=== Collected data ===
◆ ◆ ◆ ◆ ◆
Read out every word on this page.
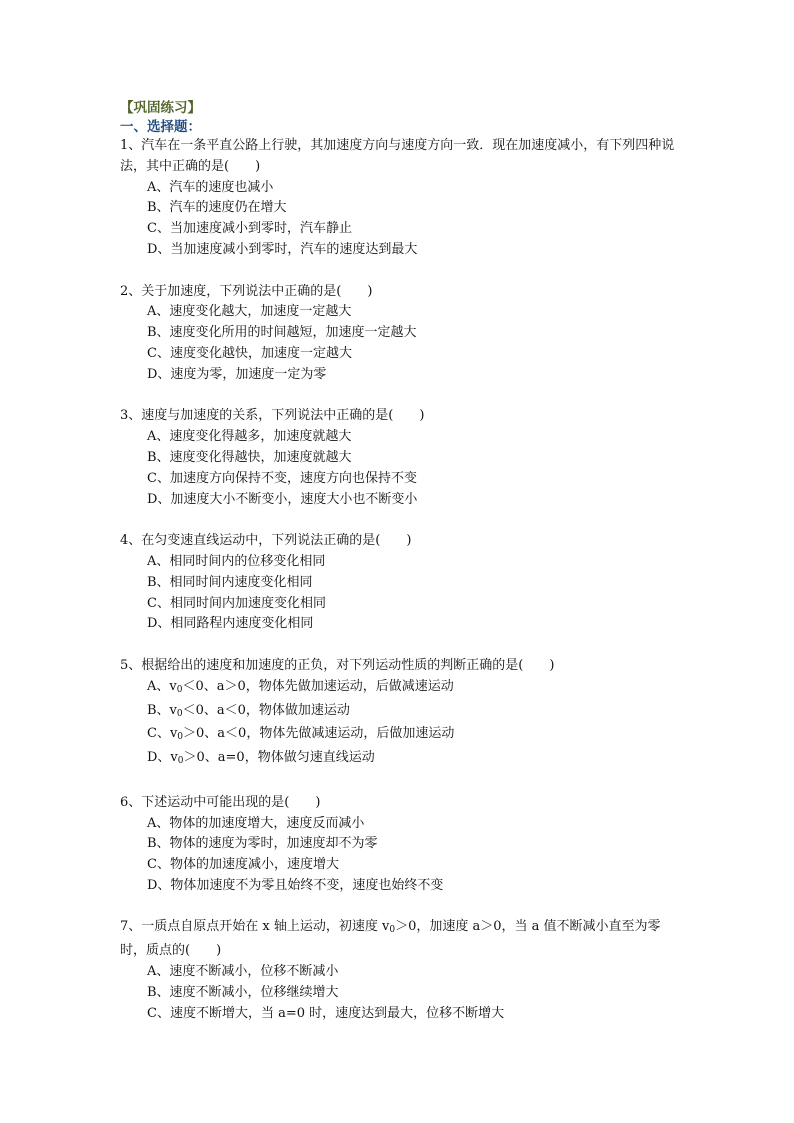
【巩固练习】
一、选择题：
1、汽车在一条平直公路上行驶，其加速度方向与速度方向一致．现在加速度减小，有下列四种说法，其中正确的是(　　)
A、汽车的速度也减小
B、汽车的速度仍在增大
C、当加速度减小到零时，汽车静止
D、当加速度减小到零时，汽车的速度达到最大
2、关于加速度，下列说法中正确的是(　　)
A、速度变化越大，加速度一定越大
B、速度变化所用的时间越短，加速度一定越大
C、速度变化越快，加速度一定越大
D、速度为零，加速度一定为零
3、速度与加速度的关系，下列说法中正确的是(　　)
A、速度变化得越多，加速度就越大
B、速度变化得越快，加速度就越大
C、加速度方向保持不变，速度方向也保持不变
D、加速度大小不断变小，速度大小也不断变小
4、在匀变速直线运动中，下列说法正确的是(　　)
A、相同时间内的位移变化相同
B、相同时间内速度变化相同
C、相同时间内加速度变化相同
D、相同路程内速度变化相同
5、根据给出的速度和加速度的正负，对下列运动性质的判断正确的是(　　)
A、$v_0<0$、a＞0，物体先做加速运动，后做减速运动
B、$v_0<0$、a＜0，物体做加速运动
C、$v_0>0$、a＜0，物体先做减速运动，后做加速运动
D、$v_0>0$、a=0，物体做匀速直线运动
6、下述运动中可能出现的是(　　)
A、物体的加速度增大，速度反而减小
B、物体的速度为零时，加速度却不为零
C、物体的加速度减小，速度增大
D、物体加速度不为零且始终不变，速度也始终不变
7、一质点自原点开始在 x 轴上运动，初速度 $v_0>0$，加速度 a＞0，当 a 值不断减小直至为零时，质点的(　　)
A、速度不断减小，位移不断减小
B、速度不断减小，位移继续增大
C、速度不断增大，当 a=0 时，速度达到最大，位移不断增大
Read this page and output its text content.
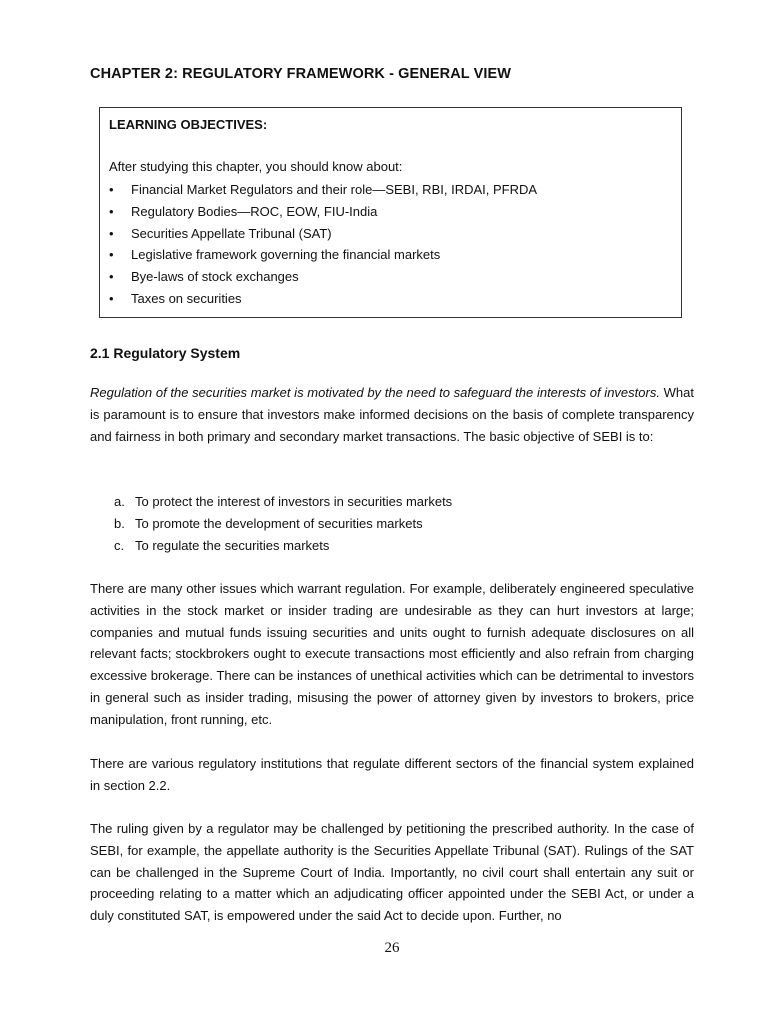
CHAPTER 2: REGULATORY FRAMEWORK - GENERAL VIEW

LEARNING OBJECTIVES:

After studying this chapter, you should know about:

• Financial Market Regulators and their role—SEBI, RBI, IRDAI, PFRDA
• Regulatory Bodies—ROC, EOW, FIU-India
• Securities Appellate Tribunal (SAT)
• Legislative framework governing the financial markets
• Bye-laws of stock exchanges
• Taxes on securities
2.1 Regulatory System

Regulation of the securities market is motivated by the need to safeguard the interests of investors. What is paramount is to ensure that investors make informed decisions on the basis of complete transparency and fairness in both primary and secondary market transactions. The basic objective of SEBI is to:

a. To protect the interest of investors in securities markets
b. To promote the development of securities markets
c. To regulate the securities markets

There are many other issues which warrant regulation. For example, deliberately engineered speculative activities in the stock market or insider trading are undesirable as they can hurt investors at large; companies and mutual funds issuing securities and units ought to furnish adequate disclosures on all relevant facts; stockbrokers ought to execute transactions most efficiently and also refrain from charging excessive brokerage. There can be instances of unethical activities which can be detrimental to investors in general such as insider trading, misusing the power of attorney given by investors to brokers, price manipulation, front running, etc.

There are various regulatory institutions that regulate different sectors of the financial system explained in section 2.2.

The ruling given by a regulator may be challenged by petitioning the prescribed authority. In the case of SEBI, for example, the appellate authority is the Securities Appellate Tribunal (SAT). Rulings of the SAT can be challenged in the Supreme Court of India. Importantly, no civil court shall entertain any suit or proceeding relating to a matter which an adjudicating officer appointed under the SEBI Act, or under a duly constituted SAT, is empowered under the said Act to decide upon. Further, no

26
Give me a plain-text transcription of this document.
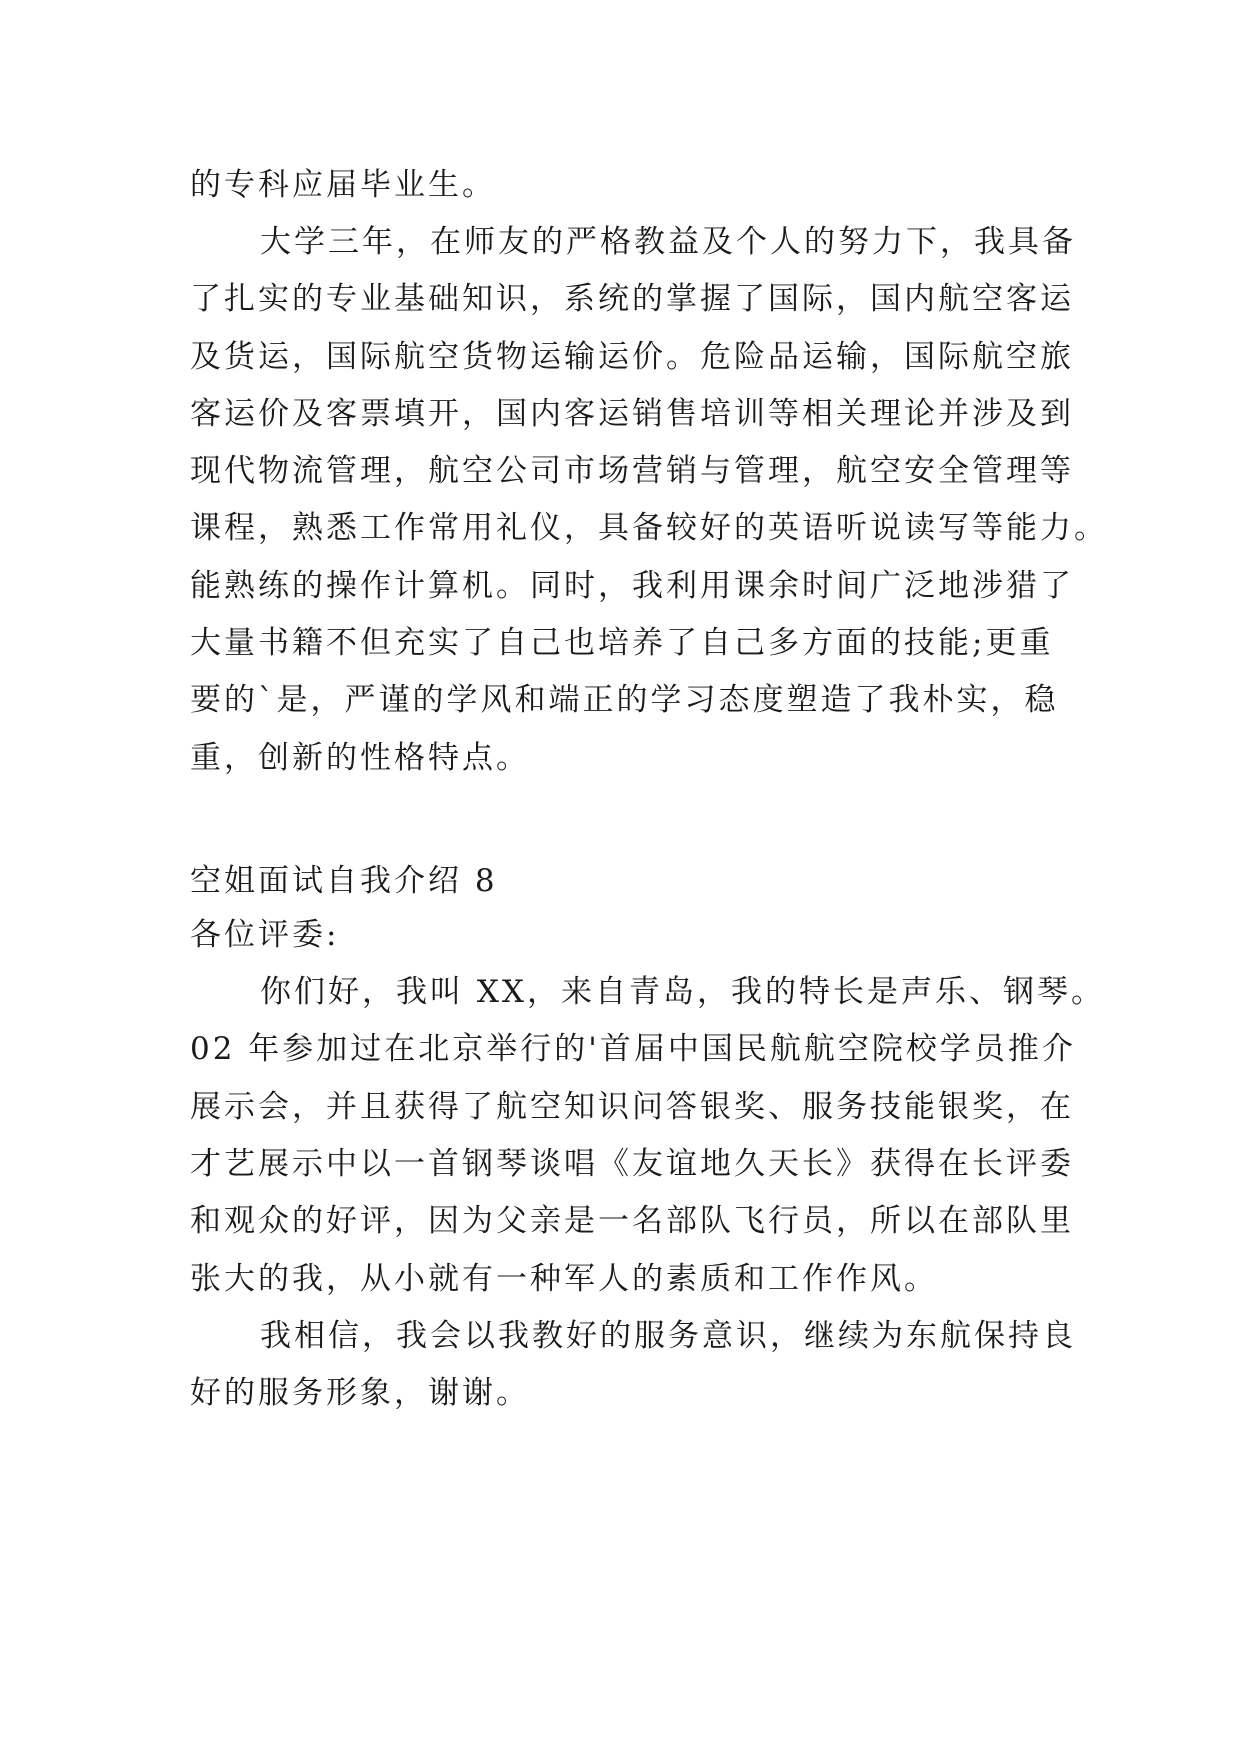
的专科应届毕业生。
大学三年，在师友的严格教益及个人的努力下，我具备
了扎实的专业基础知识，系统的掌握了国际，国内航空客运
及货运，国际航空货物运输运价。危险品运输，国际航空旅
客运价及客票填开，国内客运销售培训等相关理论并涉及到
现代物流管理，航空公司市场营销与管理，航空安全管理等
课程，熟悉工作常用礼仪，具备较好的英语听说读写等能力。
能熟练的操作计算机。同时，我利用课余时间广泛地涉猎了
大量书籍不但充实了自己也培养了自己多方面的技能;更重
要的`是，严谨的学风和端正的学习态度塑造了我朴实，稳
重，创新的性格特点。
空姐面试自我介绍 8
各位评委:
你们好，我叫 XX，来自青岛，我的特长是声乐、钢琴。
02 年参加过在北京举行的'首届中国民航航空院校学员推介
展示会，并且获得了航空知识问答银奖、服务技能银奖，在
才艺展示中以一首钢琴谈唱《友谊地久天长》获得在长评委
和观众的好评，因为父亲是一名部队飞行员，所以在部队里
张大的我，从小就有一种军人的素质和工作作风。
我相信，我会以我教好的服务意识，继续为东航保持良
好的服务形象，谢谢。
◆ ◆ ◆ ◆ ◆
=== What you are asked to do ===
Copy all lines from the material that include "page".

=== Exercise output ===
Read out every word on this page.
Read this page and output its text content.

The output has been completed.